PASSAGE PROVIDED section start

Fundera does this quite handsomely. In fact, some of their most valuable SEO posts have nothing to do with business financing at all—they just help business managers solve typical problems that business managers might turn to Google for help on.


Data from Ahrefs. “Value” represents the estimated cost of the same organic traffic if acquired by PPC ads.

These aren’t lightweight articles, either. (Priyanka Prakash is a particular heavy hitter—her article on payroll software solutions weighs in at almost 6,000 words!)

Other companies pay big money to get this kind of traffic from PPC ads, but Google just hands the readership over to Fundera for content like this.

You can do something similar. Make a list of the problems your customers solve—and then write content that helps them with these problems. Not only does it help you reach your prospective audience organically, but it’s also the kind of content that’s useful for engaging your leads and customers, too.

3. Fundera gets backlinks by publishing statistics

This is one of those “Of course—why didn’t we think of that before?” SEO strategies.

When you’re writing any authoritative article, you’ll usually cite your sources. (If you’re honest.) That means a great way for content marketers to gain backlinks is to become a commonly-cited source. Having a list of current statistics on a topic is a terrific way to do this.

It’s worked for Fundera, at least. Three of their ten most linked-to pages give people statistical information that they’re looking for.

PASSAGE PROVIDED section end
INFORMATION PROVIDED section start

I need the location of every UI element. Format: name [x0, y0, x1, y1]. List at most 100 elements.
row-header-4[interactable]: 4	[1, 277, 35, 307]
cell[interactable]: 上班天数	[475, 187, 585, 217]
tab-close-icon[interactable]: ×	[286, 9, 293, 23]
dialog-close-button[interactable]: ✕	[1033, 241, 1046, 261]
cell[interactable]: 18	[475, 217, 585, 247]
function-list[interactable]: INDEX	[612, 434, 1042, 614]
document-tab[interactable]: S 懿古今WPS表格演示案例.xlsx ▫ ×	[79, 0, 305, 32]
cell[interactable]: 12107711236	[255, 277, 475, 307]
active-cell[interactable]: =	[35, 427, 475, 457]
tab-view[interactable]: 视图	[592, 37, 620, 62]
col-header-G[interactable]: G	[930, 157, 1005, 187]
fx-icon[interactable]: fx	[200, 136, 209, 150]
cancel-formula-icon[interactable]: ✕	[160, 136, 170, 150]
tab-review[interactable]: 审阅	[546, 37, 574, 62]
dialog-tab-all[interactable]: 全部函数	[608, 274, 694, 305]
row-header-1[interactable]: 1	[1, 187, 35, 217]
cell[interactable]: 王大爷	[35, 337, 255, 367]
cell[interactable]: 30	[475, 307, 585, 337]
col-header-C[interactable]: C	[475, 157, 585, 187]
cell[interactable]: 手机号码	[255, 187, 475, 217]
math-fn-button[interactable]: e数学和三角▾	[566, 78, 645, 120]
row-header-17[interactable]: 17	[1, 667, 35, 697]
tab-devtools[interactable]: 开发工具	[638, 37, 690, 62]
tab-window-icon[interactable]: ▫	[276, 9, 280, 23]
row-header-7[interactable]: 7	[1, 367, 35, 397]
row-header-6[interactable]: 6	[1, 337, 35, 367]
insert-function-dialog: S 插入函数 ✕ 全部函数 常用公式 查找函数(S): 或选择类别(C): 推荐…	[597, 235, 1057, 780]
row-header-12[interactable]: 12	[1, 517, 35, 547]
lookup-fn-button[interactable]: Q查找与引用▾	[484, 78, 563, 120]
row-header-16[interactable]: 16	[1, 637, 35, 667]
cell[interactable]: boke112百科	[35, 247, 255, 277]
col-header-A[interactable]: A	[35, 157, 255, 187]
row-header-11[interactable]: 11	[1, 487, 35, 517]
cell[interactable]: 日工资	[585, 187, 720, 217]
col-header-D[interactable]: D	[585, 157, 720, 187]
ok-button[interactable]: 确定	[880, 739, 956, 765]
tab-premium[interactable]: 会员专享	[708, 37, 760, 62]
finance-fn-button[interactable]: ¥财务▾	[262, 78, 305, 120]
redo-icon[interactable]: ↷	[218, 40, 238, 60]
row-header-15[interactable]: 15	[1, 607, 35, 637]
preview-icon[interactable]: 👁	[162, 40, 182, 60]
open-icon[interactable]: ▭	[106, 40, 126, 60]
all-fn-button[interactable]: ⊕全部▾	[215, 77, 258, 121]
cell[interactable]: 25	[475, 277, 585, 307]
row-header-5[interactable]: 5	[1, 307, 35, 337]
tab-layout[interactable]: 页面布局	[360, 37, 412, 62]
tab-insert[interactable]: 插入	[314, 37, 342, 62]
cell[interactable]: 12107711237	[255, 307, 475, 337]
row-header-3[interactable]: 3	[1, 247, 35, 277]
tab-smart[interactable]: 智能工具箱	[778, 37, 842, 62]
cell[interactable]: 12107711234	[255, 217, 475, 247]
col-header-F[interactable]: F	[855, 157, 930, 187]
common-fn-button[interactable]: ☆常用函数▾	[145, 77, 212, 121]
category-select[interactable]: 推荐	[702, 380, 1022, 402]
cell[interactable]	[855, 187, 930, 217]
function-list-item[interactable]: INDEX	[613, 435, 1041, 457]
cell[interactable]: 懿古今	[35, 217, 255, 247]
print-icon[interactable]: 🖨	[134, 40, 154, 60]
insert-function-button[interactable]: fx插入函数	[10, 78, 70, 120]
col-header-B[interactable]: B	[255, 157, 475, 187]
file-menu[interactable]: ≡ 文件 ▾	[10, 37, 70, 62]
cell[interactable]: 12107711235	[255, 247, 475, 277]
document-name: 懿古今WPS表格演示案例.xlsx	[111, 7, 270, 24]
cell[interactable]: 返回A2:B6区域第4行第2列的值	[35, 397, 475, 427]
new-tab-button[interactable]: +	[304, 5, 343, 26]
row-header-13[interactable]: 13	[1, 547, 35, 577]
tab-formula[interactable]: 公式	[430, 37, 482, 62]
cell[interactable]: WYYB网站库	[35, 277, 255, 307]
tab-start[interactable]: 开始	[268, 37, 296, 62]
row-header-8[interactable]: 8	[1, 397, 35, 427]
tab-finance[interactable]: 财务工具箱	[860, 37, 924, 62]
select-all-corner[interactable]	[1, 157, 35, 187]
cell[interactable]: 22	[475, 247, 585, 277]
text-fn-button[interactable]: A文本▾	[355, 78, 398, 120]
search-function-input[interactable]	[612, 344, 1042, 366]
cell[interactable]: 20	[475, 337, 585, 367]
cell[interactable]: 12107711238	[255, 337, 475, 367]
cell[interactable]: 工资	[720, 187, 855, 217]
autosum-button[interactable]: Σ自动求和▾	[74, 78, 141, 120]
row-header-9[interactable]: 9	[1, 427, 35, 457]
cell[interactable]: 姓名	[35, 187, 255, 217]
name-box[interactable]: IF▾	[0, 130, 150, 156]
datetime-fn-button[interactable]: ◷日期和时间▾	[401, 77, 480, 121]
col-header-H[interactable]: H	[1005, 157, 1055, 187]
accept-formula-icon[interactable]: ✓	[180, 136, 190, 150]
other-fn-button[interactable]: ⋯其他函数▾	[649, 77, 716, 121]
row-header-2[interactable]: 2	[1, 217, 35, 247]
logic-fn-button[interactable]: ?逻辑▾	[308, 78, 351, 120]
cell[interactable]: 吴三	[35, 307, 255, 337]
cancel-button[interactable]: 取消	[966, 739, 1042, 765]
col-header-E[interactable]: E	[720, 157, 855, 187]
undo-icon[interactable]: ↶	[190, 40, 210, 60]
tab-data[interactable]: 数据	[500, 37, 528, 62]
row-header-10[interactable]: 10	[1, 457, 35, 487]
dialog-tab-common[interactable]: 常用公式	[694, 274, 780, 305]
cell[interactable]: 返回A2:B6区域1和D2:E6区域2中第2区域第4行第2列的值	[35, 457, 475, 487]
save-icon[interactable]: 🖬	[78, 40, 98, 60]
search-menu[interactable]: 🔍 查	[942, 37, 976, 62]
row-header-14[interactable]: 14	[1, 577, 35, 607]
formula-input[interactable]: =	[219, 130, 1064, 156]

INFORMATION PROVIDED section end

WHAT TO WORK ON.
[A] In the passage on Fundera's SEO, how long is Priyanka Prakash's article on payroll software solutions?
[B] Supply what comes next in the passage on Fundera's SEO, starting after its final sentence.
The data is separate from the passage on Fundera's SEO.

ANSWERS GIVEN.
[A] Almost 6,000 words.

[B]
Stats represent some of the most linkable content on Fundera’s site.

(Hint: if you’re marketing a tech tool, this is a way to leverage some of your data for marketing assets!)

4. Fundera gives context up front

Fundera gets a ton of traffic, and they don’t dally about telling their visitors where they are and what they’re going to experience.

For most of these articles, visitors will be met not only with a title and subtitle, but a soft call to action to begin the process of inquiring about a loan. It’s not intrusive, and it allows anyone with business loans on their mind to jump right into the process.


A simple question. Easy to skip if it’s irrelevant, hard to ignore if you’re in the market for a loan.

This introduction allows newcomers to get right into the article if they want. But if the reader wants a loan, they’re given a super-easy way to start the borrowing process. All they need to do is answer the question: “How much do you want to borrow?”

It’s brilliant, because it’s not demanding any personal information up front. All Fundera wants to know is whether or not you want a business loan—and if so, how much?

Fundera sprinkles some tasteful scrollovers into their content, too. After you’ve read past a certain point on the page, you’re asked again how much money you’d borrow if you could.


They’re not nagging you about an email list or an ebook. You’re either an interested lead or you’re not.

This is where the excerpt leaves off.